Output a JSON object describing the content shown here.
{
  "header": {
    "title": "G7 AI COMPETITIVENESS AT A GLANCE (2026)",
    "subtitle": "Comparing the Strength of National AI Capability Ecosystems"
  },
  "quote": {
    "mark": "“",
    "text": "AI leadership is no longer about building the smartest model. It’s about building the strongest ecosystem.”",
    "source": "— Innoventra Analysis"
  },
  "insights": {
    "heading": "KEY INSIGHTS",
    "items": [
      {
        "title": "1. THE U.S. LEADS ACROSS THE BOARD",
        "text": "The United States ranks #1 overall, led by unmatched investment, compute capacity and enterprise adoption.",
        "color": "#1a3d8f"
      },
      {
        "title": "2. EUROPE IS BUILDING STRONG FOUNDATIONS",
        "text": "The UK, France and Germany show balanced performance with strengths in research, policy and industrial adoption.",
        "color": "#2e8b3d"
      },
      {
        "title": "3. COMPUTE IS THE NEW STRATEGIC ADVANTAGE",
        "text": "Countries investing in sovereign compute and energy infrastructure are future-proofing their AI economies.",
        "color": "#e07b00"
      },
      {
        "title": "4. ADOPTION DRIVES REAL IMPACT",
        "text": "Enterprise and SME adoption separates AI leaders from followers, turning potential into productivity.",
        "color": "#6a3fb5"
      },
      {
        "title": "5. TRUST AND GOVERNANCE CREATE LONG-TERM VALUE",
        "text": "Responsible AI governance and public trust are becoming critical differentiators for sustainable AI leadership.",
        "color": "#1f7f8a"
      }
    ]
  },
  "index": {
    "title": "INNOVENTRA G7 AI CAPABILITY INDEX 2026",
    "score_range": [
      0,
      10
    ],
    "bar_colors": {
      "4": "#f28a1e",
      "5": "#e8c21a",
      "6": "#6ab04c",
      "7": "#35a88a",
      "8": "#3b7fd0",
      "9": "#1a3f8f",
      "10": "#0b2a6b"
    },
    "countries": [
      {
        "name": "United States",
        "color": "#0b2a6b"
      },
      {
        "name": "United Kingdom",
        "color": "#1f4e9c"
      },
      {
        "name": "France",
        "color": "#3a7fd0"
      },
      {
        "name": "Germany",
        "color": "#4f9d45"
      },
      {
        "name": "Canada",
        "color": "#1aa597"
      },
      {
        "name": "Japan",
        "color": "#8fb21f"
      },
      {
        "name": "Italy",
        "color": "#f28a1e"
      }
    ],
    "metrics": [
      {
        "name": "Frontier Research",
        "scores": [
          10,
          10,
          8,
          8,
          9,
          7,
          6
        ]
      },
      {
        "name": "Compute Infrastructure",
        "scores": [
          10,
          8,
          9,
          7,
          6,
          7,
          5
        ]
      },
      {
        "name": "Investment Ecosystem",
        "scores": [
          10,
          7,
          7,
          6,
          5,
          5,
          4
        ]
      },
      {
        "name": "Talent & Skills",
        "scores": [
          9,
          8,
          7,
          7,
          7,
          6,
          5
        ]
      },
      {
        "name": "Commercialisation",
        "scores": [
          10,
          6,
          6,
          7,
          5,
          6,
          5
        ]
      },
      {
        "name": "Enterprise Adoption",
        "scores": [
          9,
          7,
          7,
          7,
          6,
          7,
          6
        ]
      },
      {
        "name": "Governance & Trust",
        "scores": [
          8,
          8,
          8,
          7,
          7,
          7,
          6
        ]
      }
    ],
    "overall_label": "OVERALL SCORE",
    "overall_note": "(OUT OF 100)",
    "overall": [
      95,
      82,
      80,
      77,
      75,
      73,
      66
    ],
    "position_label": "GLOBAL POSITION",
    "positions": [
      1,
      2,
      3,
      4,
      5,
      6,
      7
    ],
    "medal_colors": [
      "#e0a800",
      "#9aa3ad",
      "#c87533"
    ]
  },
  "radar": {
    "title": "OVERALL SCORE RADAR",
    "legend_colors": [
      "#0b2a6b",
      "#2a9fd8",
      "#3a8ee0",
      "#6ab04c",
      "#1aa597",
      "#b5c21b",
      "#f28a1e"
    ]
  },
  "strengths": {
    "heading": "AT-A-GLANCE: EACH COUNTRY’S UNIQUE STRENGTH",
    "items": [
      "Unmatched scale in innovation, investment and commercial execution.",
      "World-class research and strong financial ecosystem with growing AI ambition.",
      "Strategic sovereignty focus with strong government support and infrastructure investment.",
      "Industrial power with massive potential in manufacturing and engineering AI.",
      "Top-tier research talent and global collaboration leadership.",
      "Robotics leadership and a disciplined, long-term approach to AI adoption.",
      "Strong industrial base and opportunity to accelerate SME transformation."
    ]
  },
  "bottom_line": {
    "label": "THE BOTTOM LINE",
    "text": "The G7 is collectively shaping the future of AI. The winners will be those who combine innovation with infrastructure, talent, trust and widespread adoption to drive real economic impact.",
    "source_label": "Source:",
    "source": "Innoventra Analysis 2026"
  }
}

**Exercise details**
The data above must be returned in full, exactly as written.

**Exercise output**
Output a JSON object describing the content shown here.
{
  "header": {
    "title": "G7 AI COMPETITIVENESS AT A GLANCE (2026)",
    "subtitle": "Comparing the Strength of National AI Capability Ecosystems"
  },
  "quote": {
    "mark": "“",
    "text": "AI leadership is no longer about building the smartest model. It’s about building the strongest ecosystem.”",
    "source": "— Innoventra Analysis"
  },
  "insights": {
    "heading": "KEY INSIGHTS",
    "items": [
      {
        "title": "1. THE U.S. LEADS ACROSS THE BOARD",
        "text": "The United States ranks #1 overall, led by unmatched investment, compute capacity and enterprise adoption.",
        "color": "#1a3d8f"
      },
      {
        "title": "2. EUROPE IS BUILDING STRONG FOUNDATIONS",
        "text": "The UK, France and Germany show balanced performance with strengths in research, policy and industrial adoption.",
        "color": "#2e8b3d"
      },
      {
        "title": "3. COMPUTE IS THE NEW STRATEGIC ADVANTAGE",
        "text": "Countries investing in sovereign compute and energy infrastructure are future-proofing their AI economies.",
        "color": "#e07b00"
      },
      {
        "title": "4. ADOPTION DRIVES REAL IMPACT",
        "text": "Enterprise and SME adoption separates AI leaders from followers, turning potential into productivity.",
        "color": "#6a3fb5"
      },
      {
        "title": "5. TRUST AND GOVERNANCE CREATE LONG-TERM VALUE",
        "text": "Responsible AI governance and public trust are becoming critical differentiators for sustainable AI leadership.",
        "color": "#1f7f8a"
      }
    ]
  },
  "index": {
    "title": "INNOVENTRA G7 AI CAPABILITY INDEX 2026",
    "score_range": [
      0,
      10
    ],
    "bar_colors": {
      "4": "#f28a1e",
      "5": "#e8c21a",
      "6": "#6ab04c",
      "7": "#35a88a",
      "8": "#3b7fd0",
      "9": "#1a3f8f",
      "10": "#0b2a6b"
    },
    "countries": [
      {
        "name": "United States",
        "color": "#0b2a6b"
      },
      {
        "name": "United Kingdom",
        "color": "#1f4e9c"
      },
      {
        "name": "France",
        "color": "#3a7fd0"
      },
      {
        "name": "Germany",
        "color": "#4f9d45"
      },
      {
        "name": "Canada",
        "color": "#1aa597"
      },
      {
        "name": "Japan",
        "color": "#8fb21f"
      },
      {
        "name": "Italy",
        "color": "#f28a1e"
      }
    ],
    "metrics": [
      {
        "name": "Frontier Research",
        "scores": [
          10,
          10,
          8,
          8,
          9,
          7,
          6
        ]
      },
      {
        "name": "Compute Infrastructure",
        "scores": [
          10,
          8,
          9,
          7,
          6,
          7,
          5
        ]
      },
      {
        "name": "Investment Ecosystem",
        "scores": [
          10,
          7,
          7,
          6,
          5,
          5,
          4
        ]
      },
      {
        "name": "Talent & Skills",
        "scores": [
          9,
          8,
          7,
          7,
          7,
          6,
          5
        ]
      },
      {
        "name": "Commercialisation",
        "scores": [
          10,
          6,
          6,
          7,
          5,
          6,
          5
        ]
      },
      {
        "name": "Enterprise Adoption",
        "scores": [
          9,
          7,
          7,
          7,
          6,
          7,
          6
        ]
      },
      {
        "name": "Governance & Trust",
        "scores": [
          8,
          8,
          8,
          7,
          7,
          7,
          6
        ]
      }
    ],
    "overall_label": "OVERALL SCORE",
    "overall_note": "(OUT OF 100)",
    "overall": [
      95,
      82,
      80,
      77,
      75,
      73,
      66
    ],
    "position_label": "GLOBAL POSITION",
    "positions": [
      1,
      2,
      3,
      4,
      5,
      6,
      7
    ],
    "medal_colors": [
      "#e0a800",
      "#9aa3ad",
      "#c87533"
    ]
  },
  "radar": {
    "title": "OVERALL SCORE RADAR",
    "legend_colors": [
      "#0b2a6b",
      "#2a9fd8",
      "#3a8ee0",
      "#6ab04c",
      "#1aa597",
      "#b5c21b",
      "#f28a1e"
    ]
  },
  "strengths": {
    "heading": "AT-A-GLANCE: EACH COUNTRY’S UNIQUE STRENGTH",
    "items": [
      "Unmatched scale in innovation, investment and commercial execution.",
      "World-class research and strong financial ecosystem with growing AI ambition.",
      "Strategic sovereignty focus with strong government support and infrastructure investment.",
      "Industrial power with massive potential in manufacturing and engineering AI.",
      "Top-tier research talent and global collaboration leadership.",
      "Robotics leadership and a disciplined, long-term approach to AI adoption.",
      "Strong industrial base and opportunity to accelerate SME transformation."
    ]
  },
  "bottom_line": {
    "label": "THE BOTTOM LINE",
    "text": "The G7 is collectively shaping the future of AI. The winners will be those who combine innovation with infrastructure, talent, trust and widespread adoption to drive real economic impact.",
    "source_label": "Source:",
    "source": "Innoventra Analysis 2026"
  }
}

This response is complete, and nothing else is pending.